• Given exercise
Transcribe the material exactly. Images do not belong in the copy.

····················

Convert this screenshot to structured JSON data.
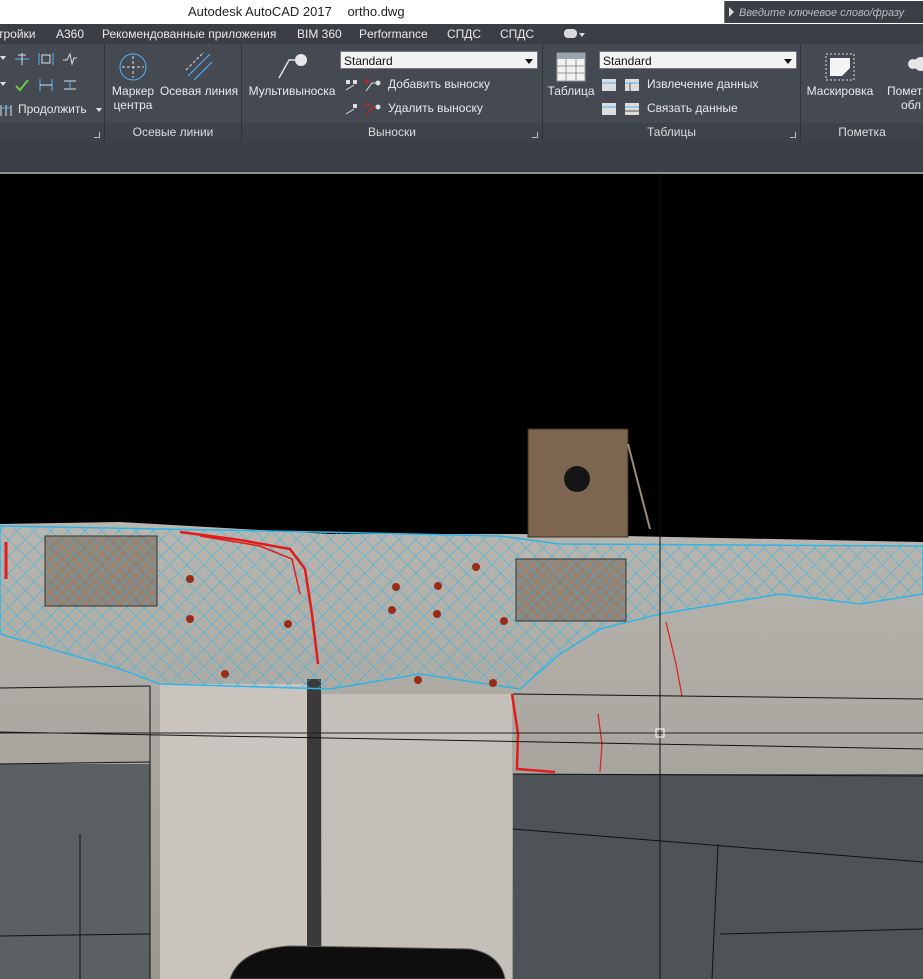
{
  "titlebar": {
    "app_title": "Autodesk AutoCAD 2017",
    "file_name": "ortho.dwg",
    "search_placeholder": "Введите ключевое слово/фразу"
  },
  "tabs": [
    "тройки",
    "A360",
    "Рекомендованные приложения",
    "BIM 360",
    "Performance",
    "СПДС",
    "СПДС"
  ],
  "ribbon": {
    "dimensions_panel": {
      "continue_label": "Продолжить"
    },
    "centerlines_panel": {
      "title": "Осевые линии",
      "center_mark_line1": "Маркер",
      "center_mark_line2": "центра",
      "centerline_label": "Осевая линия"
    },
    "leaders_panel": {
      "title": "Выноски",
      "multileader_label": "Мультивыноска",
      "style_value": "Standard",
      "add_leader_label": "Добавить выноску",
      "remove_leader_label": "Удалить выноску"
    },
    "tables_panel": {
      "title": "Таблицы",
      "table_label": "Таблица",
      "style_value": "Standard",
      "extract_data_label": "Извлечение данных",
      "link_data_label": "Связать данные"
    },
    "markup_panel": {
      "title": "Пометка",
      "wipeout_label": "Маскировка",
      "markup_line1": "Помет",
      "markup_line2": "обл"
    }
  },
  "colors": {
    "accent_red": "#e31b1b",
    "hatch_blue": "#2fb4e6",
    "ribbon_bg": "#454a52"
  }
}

····················

• Reply
Convert this screenshot to structured JSON data.
{
  "titlebar": {
    "app_title": "Autodesk AutoCAD 2017",
    "file_name": "ortho.dwg",
    "search_placeholder": "Введите ключевое слово/фразу"
  },
  "tabs": [
    "тройки",
    "A360",
    "Рекомендованные приложения",
    "BIM 360",
    "Performance",
    "СПДС",
    "СПДС"
  ],
  "ribbon": {
    "dimensions_panel": {
      "continue_label": "Продолжить"
    },
    "centerlines_panel": {
      "title": "Осевые линии",
      "center_mark_line1": "Маркер",
      "center_mark_line2": "центра",
      "centerline_label": "Осевая линия"
    },
    "leaders_panel": {
      "title": "Выноски",
      "multileader_label": "Мультивыноска",
      "style_value": "Standard",
      "add_leader_label": "Добавить выноску",
      "remove_leader_label": "Удалить выноску"
    },
    "tables_panel": {
      "title": "Таблицы",
      "table_label": "Таблица",
      "style_value": "Standard",
      "extract_data_label": "Извлечение данных",
      "link_data_label": "Связать данные"
    },
    "markup_panel": {
      "title": "Пометка",
      "wipeout_label": "Маскировка",
      "markup_line1": "Помет",
      "markup_line2": "обл"
    }
  },
  "colors": {
    "accent_red": "#e31b1b",
    "hatch_blue": "#2fb4e6",
    "ribbon_bg": "#454a52"
  }
}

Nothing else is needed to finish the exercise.